## BEGIN

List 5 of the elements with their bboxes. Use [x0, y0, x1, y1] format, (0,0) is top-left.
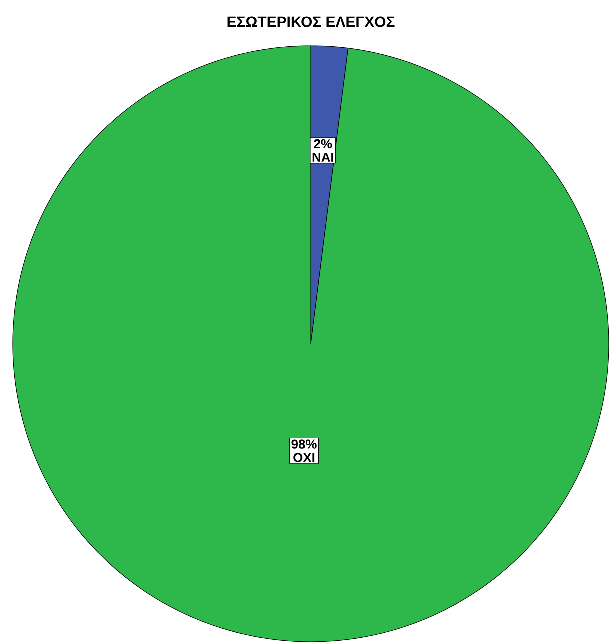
slice-label: ΝΑΙ: [312, 153, 334, 162]
chart-title: ΕΣΩΤΕΡΙΚΟΣ ΕΛΕΓΧΟΣ: [228, 16, 395, 28]
slice-label: ΟΧΙ: [294, 453, 315, 462]
data-label: 2%: [314, 139, 332, 149]
data-label: 98%: [292, 440, 317, 449]
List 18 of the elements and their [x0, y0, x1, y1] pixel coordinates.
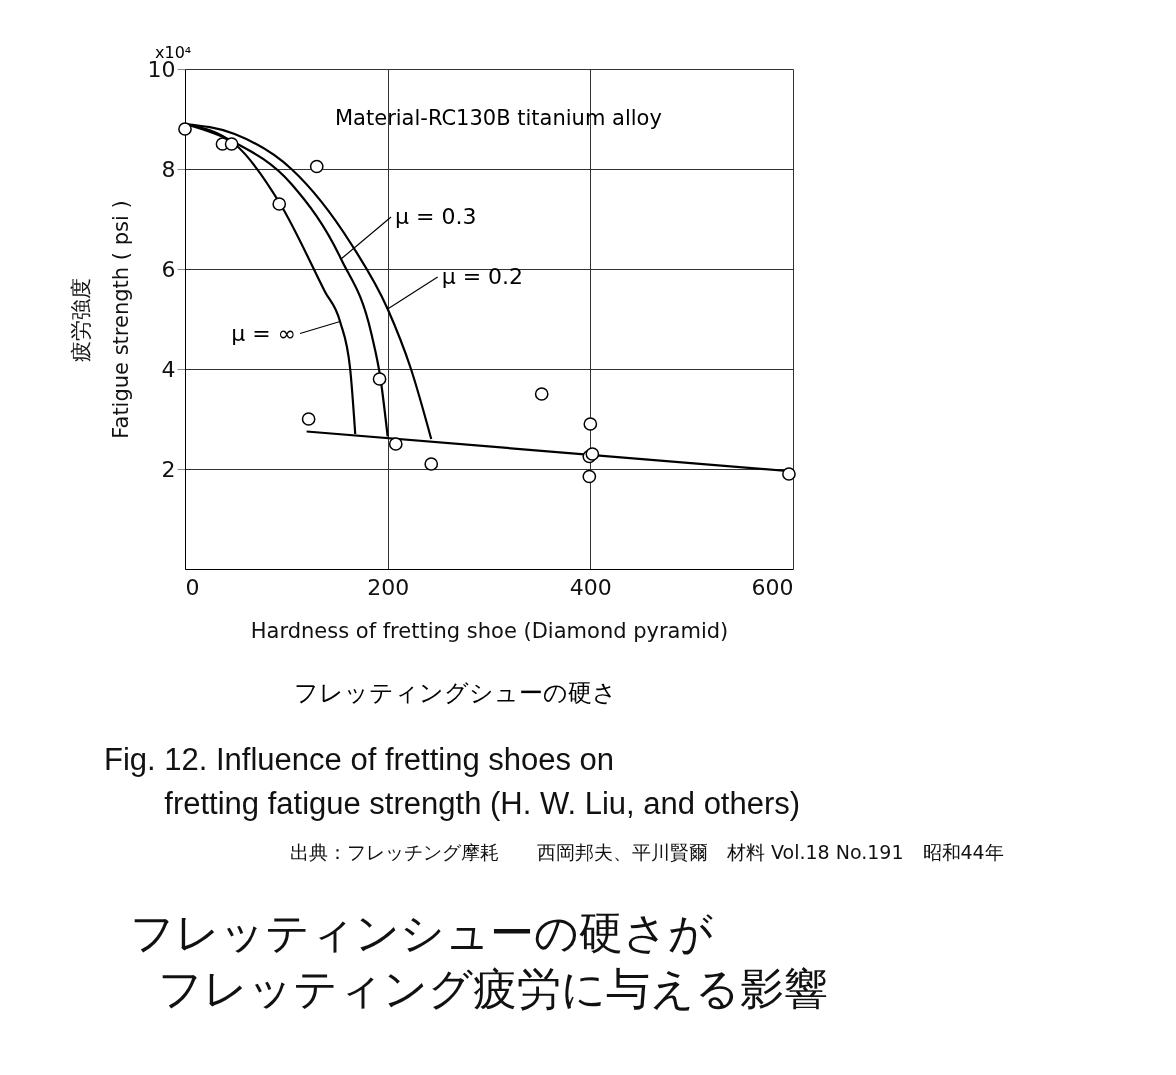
text: Hardness of fretting shoe (Diamond pyramid) フレッティングシューの硬さ	[250, 618, 729, 707]
text: フレッティンシューの硬さが	[130, 907, 713, 958]
x-tick-label: 0	[185, 574, 200, 600]
text: Fig. 12. Influence of fretting shoes on fretting fatigue strength (H. W. Liu, and others)	[104, 741, 801, 823]
text: μ = 0.3	[395, 204, 477, 229]
y-axis-title: 疲労強度 Fatigue strength ( psi )	[68, 200, 133, 439]
x-tick-label: 200	[367, 574, 410, 600]
y-tick-label: 2	[161, 456, 176, 482]
text: x10⁴	[155, 43, 192, 62]
text: μ = 0.2	[441, 264, 524, 289]
y-tick-label: 8	[161, 156, 176, 182]
x-tick-label: 600	[751, 574, 794, 600]
text: フレッティング疲労に与える影響	[157, 963, 828, 1014]
y-tick-label: 6	[161, 256, 176, 282]
y-tick-label: 4	[161, 356, 176, 382]
legend-label: μ = ∞	[231, 320, 297, 346]
source-note: 出典：フレッチング摩耗 西岡邦夫、平川賢爾 材料 Vol.18 No.191 昭和44年	[290, 840, 1004, 865]
x-tick-label: 400	[569, 574, 612, 600]
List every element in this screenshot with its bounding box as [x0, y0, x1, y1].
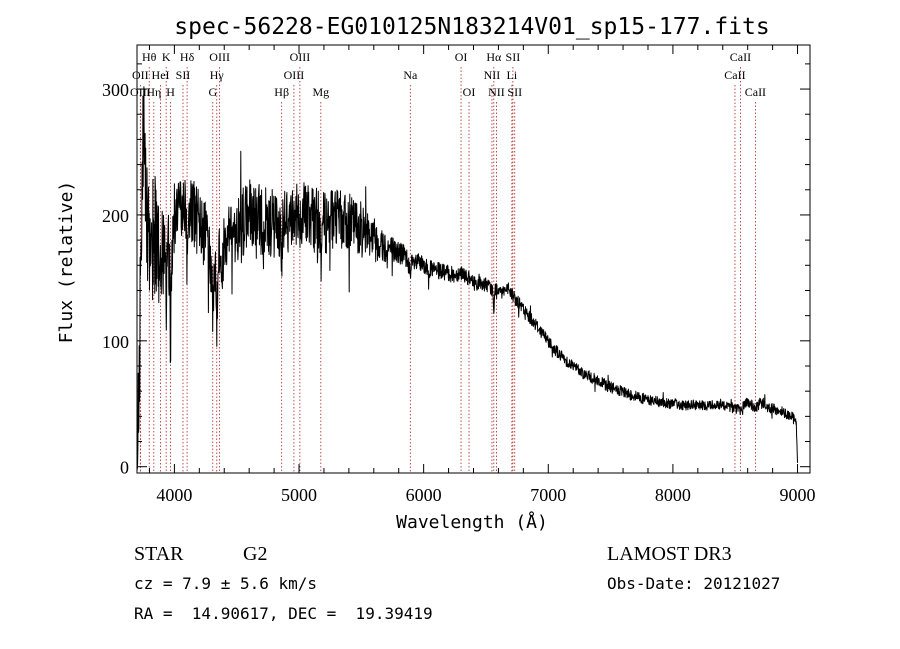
- redshift-readout: cz = 7.9 ± 5.6 km/s: [134, 574, 317, 593]
- line-marker-label: NII: [484, 68, 501, 82]
- x-axis-ticks: 4000 5000 6000 7000 8000 9000: [148, 45, 816, 505]
- line-marker-label: Na: [403, 68, 418, 82]
- line-marker-label: Hδ: [180, 50, 195, 64]
- line-marker-label: NII: [488, 85, 505, 99]
- object-class: STAR: [134, 543, 184, 565]
- line-marker-label: Hθ: [142, 50, 157, 64]
- line-marker-label: OIII: [290, 50, 311, 64]
- x-tick-label: 6000: [406, 485, 442, 505]
- y-axis-ticks: 0 100 200 300: [102, 63, 810, 478]
- spectrum-series-line: [136, 86, 798, 470]
- line-marker-label: Hη: [146, 85, 161, 99]
- x-axis-label: Wavelength (Å): [396, 511, 548, 533]
- line-marker-label: Hα: [486, 50, 502, 64]
- line-marker-label: Hγ: [210, 68, 225, 82]
- line-marker-label: K: [162, 50, 171, 64]
- line-marker-label: CaII: [745, 85, 766, 99]
- line-marker-label: SII: [506, 50, 521, 64]
- line-marker-label: OI: [463, 85, 476, 99]
- line-marker-label: HeI: [152, 68, 170, 82]
- line-marker-label: OII: [132, 68, 149, 82]
- x-tick-label: 4000: [156, 485, 192, 505]
- line-marker-label: SII: [176, 68, 191, 82]
- line-marker-label: OIII: [284, 68, 305, 82]
- y-tick-label: 100: [102, 332, 129, 352]
- line-marker-label: Li: [507, 68, 518, 82]
- line-markers: [139, 67, 756, 473]
- y-tick-label: 0: [120, 458, 129, 478]
- x-tick-label: 7000: [530, 485, 566, 505]
- line-marker-label: H: [166, 85, 175, 99]
- line-marker-label: CaII: [730, 50, 751, 64]
- line-marker-label: OI: [455, 50, 468, 64]
- line-marker-label: CaII: [724, 68, 745, 82]
- line-marker-label: OIII: [130, 85, 151, 99]
- chart-title: spec-56228-EG010125N183214V01_sp15-177.f…: [174, 14, 769, 40]
- x-tick-label: 5000: [281, 485, 317, 505]
- x-tick-label: 8000: [655, 485, 691, 505]
- line-marker-label: Hβ: [274, 85, 289, 99]
- spectrum-info-footer: STAR G2 LAMOST DR3 cz = 7.9 ± 5.6 km/s O…: [134, 543, 780, 623]
- line-marker-label: Mg: [312, 85, 329, 99]
- y-axis-label: Flux (relative): [56, 181, 77, 344]
- y-tick-label: 200: [102, 206, 129, 226]
- y-tick-label: 300: [102, 80, 129, 100]
- x-tick-label: 9000: [780, 485, 816, 505]
- coordinates-readout: RA = 14.90617, DEC = 19.39419: [134, 604, 433, 623]
- line-marker-label: OIII: [209, 50, 230, 64]
- line-marker-label: SII: [507, 85, 522, 99]
- observation-date: Obs-Date: 20121027: [607, 574, 780, 593]
- survey-name: LAMOST DR3: [607, 543, 732, 565]
- object-subclass: G2: [243, 543, 267, 565]
- line-marker-label: G: [208, 85, 217, 99]
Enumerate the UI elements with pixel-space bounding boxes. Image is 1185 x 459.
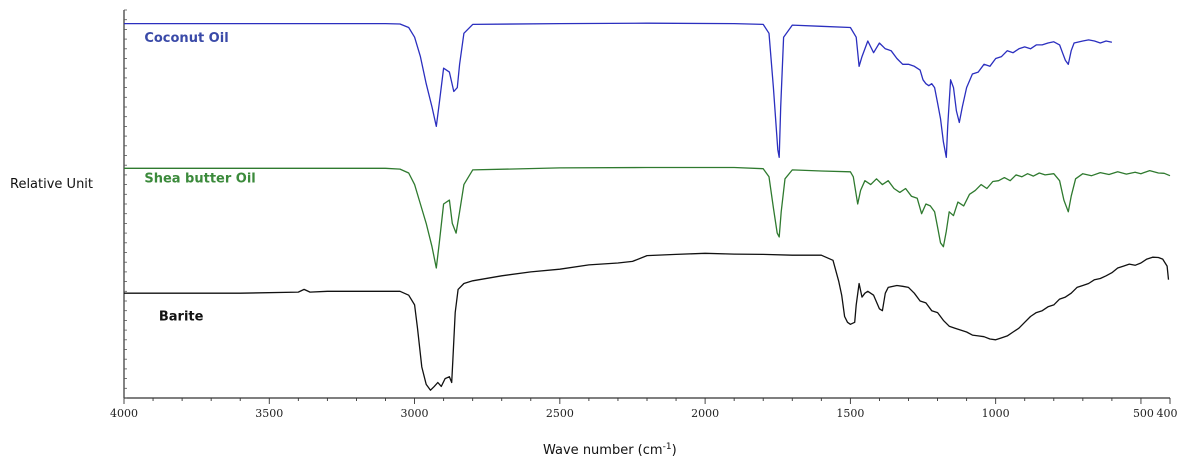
- x-axis-label-close: ): [672, 443, 677, 458]
- series-label-coconut-oil: Coconut Oil: [144, 31, 228, 46]
- x-tick-label: 1000: [982, 407, 1010, 420]
- x-tick-label: 2500: [546, 407, 574, 420]
- x-tick-label: 4000: [110, 407, 138, 420]
- x-tick-label: 2000: [691, 407, 719, 420]
- chart-axes: [123, 9, 1170, 399]
- series-line-coconut-oil: [124, 22, 1113, 159]
- x-tick-label: 3500: [255, 407, 283, 420]
- x-tick-label: 400: [1157, 407, 1178, 420]
- x-axis-ticks: 4000 3500 3000 2500 2000 1500 1000 500 400: [110, 398, 1178, 420]
- series-labels: Coconut Oil Shea butter Oil Barite: [144, 31, 255, 324]
- series-line-shea-butter-oil: [124, 166, 1171, 269]
- x-axis-label: Wave number (cm-1): [543, 442, 677, 458]
- x-tick-label: 1500: [836, 407, 864, 420]
- chart-series-lines: [124, 22, 1171, 391]
- series-line-barite: [124, 252, 1170, 391]
- y-axis-label: Relative Unit: [10, 177, 93, 192]
- x-tick-label: 500: [1133, 407, 1154, 420]
- series-label-shea-butter-oil: Shea butter Oil: [144, 172, 255, 187]
- x-axis-label-superscript: -1: [663, 442, 672, 452]
- series-label-barite: Barite: [159, 309, 204, 324]
- x-tick-label: 3000: [401, 407, 429, 420]
- x-axis-label-main: Wave number (cm: [543, 443, 663, 458]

## END

## GOAL
Retype every line of the entries above character for character, but leave out the pictures.

## ANSWER FOR THE TASK
List 5 of the elements with their bboxes. Use [x0, y0, x1, y1] format, (0,0) is top-left.
slice-label: ΝΑΙ: [312, 153, 334, 162]
chart-title: ΕΣΩΤΕΡΙΚΟΣ ΕΛΕΓΧΟΣ: [228, 16, 395, 28]
slice-label: ΟΧΙ: [294, 453, 315, 462]
data-label: 2%: [314, 139, 332, 149]
data-label: 98%: [292, 440, 317, 449]
List 18 of the elements and their [x0, y0, x1, y1] pixel coordinates.
text: Hardness of fretting shoe (Diamond pyramid) フレッティングシューの硬さ	[250, 618, 729, 707]
text: フレッティンシューの硬さが	[130, 907, 713, 958]
x-tick-label: 0	[185, 574, 200, 600]
text: Fig. 12. Influence of fretting shoes on fretting fatigue strength (H. W. Liu, and others)	[104, 741, 801, 823]
text: μ = 0.3	[395, 204, 477, 229]
y-axis-title: 疲労強度 Fatigue strength ( psi )	[68, 200, 133, 439]
x-tick-label: 200	[367, 574, 410, 600]
y-tick-label: 2	[161, 456, 176, 482]
text: x10⁴	[155, 43, 192, 62]
text: μ = 0.2	[441, 264, 524, 289]
y-tick-label: 8	[161, 156, 176, 182]
x-tick-label: 600	[751, 574, 794, 600]
text: フレッティング疲労に与える影響	[157, 963, 828, 1014]
y-tick-label: 6	[161, 256, 176, 282]
y-tick-label: 4	[161, 356, 176, 382]
legend-label: μ = ∞	[231, 320, 297, 346]
source-note: 出典：フレッチング摩耗 西岡邦夫、平川賢爾 材料 Vol.18 No.191 昭和44年	[290, 840, 1004, 865]
x-tick-label: 400	[569, 574, 612, 600]
List every element in this screenshot with its bounding box as [x0, y0, x1, y1].
- redshift-readout: cz = 7.9 ± 5.6 km/s: [134, 574, 317, 593]
- line-marker-label: NII: [484, 68, 501, 82]
- x-axis-ticks: 4000 5000 6000 7000 8000 9000: [148, 45, 816, 505]
- line-marker-label: Na: [403, 68, 418, 82]
- line-marker-label: Hδ: [180, 50, 195, 64]
- line-marker-label: NII: [488, 85, 505, 99]
- object-class: STAR: [134, 543, 184, 565]
- line-marker-label: Hθ: [142, 50, 157, 64]
- line-marker-label: OIII: [290, 50, 311, 64]
- x-tick-label: 6000: [406, 485, 442, 505]
- y-axis-ticks: 0 100 200 300: [102, 63, 810, 478]
- spectrum-series-line: [136, 86, 798, 470]
- line-marker-label: Hη: [146, 85, 161, 99]
- x-axis-label: Wavelength (Å): [396, 511, 548, 533]
- line-marker-label: Hα: [486, 50, 502, 64]
- line-marker-label: Hγ: [210, 68, 225, 82]
- line-marker-label: K: [162, 50, 171, 64]
- line-marker-label: CaII: [745, 85, 766, 99]
- line-marker-label: SII: [506, 50, 521, 64]
- line-marker-label: OI: [463, 85, 476, 99]
- line-marker-label: HeI: [152, 68, 170, 82]
- line-marker-label: OII: [132, 68, 149, 82]
- x-tick-label: 4000: [156, 485, 192, 505]
- line-marker-label: SII: [176, 68, 191, 82]
- line-marker-label: OIII: [284, 68, 305, 82]
- y-tick-label: 100: [102, 332, 129, 352]
- line-marker-label: Li: [507, 68, 518, 82]
- line-markers: [139, 67, 756, 473]
- y-tick-label: 0: [120, 458, 129, 478]
- x-tick-label: 7000: [530, 485, 566, 505]
- line-marker-label: H: [166, 85, 175, 99]
- line-marker-label: CaII: [730, 50, 751, 64]
- line-marker-label: OI: [455, 50, 468, 64]
- line-marker-label: CaII: [724, 68, 745, 82]
- line-marker-label: OIII: [130, 85, 151, 99]
- chart-title: spec-56228-EG010125N183214V01_sp15-177.f…: [174, 14, 769, 40]
- x-tick-label: 5000: [281, 485, 317, 505]
- x-tick-label: 8000: [655, 485, 691, 505]
- line-marker-label: Hβ: [274, 85, 289, 99]
- spectrum-info-footer: STAR G2 LAMOST DR3 cz = 7.9 ± 5.6 km/s O…: [134, 543, 780, 623]
- line-marker-label: Mg: [312, 85, 329, 99]
- y-axis-label: Flux (relative): [56, 181, 77, 344]
- y-tick-label: 200: [102, 206, 129, 226]
- y-tick-label: 300: [102, 80, 129, 100]
- x-tick-label: 9000: [780, 485, 816, 505]
- coordinates-readout: RA = 14.90617, DEC = 19.39419: [134, 604, 433, 623]
- line-marker-label: OIII: [209, 50, 230, 64]
- line-marker-label: SII: [507, 85, 522, 99]
- observation-date: Obs-Date: 20121027: [607, 574, 780, 593]
- survey-name: LAMOST DR3: [607, 543, 732, 565]
- object-subclass: G2: [243, 543, 267, 565]
- line-marker-label: G: [208, 85, 217, 99]
Enumerate the UI elements with pixel-space bounding boxes. Image is 1185 x 459.
- x-axis-label-close: ): [672, 443, 677, 458]
- series-label-coconut-oil: Coconut Oil: [144, 31, 228, 46]
- x-tick-label: 1000: [982, 407, 1010, 420]
- x-tick-label: 2500: [546, 407, 574, 420]
- x-tick-label: 4000: [110, 407, 138, 420]
- x-tick-label: 2000: [691, 407, 719, 420]
- chart-axes: [123, 9, 1170, 399]
- series-line-coconut-oil: [124, 22, 1113, 159]
- x-tick-label: 3500: [255, 407, 283, 420]
- x-tick-label: 400: [1157, 407, 1178, 420]
- x-axis-ticks: 4000 3500 3000 2500 2000 1500 1000 500 400: [110, 398, 1178, 420]
- series-labels: Coconut Oil Shea butter Oil Barite: [144, 31, 255, 324]
- series-line-shea-butter-oil: [124, 166, 1171, 269]
- x-axis-label: Wave number (cm-1): [543, 442, 677, 458]
- x-tick-label: 1500: [836, 407, 864, 420]
- chart-series-lines: [124, 22, 1171, 391]
- series-line-barite: [124, 252, 1170, 391]
- y-axis-label: Relative Unit: [10, 177, 93, 192]
- x-tick-label: 500: [1133, 407, 1154, 420]
- series-label-shea-butter-oil: Shea butter Oil: [144, 172, 255, 187]
- x-axis-label-superscript: -1: [663, 442, 672, 452]
- series-label-barite: Barite: [159, 309, 204, 324]
- x-tick-label: 3000: [401, 407, 429, 420]
- x-axis-label-main: Wave number (cm: [543, 443, 663, 458]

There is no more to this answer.